#### [Requirement]
Separate out the lines that hold "execute".

#### [Data for processing]
•••

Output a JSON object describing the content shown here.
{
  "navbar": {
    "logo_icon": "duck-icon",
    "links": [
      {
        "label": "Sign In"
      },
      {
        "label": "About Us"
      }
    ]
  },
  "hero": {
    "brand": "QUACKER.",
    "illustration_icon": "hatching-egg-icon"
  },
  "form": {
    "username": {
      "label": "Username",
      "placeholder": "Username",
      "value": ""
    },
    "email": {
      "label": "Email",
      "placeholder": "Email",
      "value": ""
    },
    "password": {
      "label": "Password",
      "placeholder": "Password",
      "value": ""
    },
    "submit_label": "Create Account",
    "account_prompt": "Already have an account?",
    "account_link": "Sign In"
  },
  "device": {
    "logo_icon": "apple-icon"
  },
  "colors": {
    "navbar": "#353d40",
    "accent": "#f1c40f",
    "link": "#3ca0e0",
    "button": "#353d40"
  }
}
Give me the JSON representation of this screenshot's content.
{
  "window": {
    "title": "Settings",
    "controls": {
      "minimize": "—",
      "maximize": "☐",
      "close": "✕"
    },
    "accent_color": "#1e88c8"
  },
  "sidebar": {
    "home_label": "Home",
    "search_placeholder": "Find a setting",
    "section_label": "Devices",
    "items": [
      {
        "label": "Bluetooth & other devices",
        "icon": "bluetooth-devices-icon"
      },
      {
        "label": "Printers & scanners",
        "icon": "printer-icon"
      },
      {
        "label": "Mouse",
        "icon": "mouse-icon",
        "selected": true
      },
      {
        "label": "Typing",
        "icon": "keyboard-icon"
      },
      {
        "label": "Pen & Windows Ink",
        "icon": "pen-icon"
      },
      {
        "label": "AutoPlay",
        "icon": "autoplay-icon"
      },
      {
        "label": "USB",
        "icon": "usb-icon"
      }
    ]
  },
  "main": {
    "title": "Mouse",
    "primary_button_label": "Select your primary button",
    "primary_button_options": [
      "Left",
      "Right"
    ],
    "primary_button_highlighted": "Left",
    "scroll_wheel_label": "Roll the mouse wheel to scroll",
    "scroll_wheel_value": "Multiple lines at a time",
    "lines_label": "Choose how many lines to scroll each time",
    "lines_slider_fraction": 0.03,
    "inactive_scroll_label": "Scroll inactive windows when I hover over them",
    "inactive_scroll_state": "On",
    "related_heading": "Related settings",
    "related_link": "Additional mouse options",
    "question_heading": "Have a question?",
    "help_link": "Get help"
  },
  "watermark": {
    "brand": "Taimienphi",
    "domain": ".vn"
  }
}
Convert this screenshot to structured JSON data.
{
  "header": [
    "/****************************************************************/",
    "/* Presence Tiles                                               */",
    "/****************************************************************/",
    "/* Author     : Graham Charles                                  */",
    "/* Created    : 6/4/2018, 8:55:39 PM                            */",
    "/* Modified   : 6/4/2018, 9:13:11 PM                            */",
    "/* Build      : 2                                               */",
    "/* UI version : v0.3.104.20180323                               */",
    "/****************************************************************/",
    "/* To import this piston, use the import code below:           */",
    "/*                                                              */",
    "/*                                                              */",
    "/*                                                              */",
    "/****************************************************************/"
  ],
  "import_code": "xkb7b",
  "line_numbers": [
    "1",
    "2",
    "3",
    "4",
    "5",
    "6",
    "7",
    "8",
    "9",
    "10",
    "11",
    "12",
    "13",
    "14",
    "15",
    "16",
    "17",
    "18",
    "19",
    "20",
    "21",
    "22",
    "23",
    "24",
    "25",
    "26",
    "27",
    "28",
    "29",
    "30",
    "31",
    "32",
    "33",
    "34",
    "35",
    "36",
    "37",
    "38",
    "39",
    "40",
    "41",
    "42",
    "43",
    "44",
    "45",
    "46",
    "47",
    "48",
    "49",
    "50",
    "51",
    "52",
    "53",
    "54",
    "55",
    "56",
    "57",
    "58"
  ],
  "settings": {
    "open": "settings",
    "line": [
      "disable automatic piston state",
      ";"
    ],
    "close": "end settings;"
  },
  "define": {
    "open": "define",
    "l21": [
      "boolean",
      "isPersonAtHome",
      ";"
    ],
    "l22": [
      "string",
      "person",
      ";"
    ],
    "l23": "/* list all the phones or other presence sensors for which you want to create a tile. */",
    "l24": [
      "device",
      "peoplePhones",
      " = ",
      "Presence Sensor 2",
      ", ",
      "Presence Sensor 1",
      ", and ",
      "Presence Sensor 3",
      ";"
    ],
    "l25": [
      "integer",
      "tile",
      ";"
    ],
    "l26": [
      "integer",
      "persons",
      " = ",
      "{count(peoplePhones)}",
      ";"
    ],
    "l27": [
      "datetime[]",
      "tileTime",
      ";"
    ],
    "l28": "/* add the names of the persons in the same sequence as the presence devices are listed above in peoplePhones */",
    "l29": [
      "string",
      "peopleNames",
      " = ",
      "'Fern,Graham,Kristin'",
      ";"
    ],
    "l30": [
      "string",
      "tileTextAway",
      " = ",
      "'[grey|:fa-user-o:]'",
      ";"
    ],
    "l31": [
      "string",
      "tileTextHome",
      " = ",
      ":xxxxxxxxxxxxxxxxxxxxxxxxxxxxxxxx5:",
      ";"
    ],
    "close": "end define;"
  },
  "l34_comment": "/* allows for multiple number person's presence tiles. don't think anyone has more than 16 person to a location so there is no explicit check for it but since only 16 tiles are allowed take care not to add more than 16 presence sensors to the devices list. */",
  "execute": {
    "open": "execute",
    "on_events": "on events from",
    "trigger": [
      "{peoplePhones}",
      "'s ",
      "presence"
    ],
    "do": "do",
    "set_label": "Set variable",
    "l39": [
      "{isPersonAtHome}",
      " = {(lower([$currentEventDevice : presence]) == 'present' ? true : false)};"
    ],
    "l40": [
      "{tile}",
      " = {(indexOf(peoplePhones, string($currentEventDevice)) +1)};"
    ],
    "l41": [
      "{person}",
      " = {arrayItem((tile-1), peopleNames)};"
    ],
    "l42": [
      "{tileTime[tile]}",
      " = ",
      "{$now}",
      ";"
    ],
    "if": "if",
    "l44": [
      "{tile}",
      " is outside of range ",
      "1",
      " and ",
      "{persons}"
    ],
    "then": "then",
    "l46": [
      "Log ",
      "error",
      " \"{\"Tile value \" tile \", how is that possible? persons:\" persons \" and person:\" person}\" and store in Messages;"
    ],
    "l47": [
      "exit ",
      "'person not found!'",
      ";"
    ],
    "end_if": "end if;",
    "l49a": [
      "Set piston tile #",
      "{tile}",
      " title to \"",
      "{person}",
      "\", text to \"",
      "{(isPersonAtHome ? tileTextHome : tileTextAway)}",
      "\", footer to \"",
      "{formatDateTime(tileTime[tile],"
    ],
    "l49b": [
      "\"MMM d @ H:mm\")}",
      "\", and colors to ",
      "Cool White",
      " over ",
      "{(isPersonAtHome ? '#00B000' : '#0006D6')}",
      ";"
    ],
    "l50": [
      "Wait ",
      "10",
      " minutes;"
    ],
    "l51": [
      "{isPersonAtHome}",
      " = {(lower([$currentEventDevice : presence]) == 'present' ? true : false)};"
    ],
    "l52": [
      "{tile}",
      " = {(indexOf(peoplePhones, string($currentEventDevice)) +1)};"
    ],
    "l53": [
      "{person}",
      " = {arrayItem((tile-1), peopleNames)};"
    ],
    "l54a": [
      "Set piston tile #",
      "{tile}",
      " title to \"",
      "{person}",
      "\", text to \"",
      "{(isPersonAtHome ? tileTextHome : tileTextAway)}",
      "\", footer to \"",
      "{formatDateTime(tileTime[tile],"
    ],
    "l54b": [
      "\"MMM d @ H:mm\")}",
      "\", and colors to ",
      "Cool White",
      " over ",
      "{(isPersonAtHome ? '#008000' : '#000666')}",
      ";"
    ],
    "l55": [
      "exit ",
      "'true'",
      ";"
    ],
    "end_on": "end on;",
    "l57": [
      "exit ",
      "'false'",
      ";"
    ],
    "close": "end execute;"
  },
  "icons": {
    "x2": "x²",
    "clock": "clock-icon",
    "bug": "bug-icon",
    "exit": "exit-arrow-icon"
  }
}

•••

#### [Task response]
  "execute": {
    "open": "execute",
    "close": "end execute;"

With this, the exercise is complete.